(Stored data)
------------------------------

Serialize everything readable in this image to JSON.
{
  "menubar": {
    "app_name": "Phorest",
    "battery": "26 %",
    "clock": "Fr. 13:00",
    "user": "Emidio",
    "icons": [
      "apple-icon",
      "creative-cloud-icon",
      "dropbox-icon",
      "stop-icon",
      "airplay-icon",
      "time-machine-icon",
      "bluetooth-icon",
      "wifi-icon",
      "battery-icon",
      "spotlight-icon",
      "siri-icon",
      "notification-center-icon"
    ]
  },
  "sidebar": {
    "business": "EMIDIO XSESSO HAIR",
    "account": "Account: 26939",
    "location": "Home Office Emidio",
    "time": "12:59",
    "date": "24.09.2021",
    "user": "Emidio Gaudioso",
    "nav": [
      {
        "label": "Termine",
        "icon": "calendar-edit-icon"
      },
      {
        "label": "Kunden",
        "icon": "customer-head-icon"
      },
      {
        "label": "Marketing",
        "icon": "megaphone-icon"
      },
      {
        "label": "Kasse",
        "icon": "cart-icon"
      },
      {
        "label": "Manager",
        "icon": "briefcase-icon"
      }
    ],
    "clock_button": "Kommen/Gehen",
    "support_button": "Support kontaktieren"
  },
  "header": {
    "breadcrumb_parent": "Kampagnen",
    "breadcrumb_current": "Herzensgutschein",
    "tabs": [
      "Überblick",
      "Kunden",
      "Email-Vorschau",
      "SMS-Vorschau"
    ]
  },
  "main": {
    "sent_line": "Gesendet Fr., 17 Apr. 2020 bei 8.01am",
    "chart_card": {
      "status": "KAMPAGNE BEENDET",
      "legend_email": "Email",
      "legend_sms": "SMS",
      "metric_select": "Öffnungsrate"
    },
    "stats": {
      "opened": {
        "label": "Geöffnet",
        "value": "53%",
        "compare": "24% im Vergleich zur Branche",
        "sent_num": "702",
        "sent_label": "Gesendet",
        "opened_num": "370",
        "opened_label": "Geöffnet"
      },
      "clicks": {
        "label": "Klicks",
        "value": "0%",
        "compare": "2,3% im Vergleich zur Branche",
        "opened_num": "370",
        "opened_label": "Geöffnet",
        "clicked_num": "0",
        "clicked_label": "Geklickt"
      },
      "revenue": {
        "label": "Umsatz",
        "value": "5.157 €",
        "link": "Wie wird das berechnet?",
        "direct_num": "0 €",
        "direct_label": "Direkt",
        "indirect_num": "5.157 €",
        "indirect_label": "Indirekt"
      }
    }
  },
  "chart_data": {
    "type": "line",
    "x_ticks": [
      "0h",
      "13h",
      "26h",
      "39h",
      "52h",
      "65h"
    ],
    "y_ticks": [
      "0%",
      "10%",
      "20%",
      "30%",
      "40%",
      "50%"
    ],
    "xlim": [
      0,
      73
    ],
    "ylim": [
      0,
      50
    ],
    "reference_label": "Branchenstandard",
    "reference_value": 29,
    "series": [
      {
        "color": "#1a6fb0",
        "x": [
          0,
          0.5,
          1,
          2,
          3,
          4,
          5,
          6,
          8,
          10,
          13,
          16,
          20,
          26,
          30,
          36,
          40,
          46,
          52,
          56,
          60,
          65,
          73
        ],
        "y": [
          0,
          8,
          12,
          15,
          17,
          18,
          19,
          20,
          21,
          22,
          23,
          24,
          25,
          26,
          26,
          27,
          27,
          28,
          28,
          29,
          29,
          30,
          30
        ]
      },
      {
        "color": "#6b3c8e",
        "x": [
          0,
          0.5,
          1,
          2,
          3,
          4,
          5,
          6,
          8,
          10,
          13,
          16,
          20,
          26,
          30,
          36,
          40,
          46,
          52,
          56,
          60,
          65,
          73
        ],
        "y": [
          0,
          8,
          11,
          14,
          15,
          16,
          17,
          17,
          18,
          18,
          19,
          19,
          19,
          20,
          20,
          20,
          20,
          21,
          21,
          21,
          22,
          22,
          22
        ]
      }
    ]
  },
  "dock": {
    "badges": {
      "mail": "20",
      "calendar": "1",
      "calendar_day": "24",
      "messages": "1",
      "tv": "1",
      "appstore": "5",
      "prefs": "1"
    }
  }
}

------------------------------

* Aim of the task *
Sift the material for lines with the string "Geöffnet". Copy each one found.

* The response *
        "label": "Geöffnet",
        "opened_label": "Geöffnet"
        "opened_label": "Geöffnet",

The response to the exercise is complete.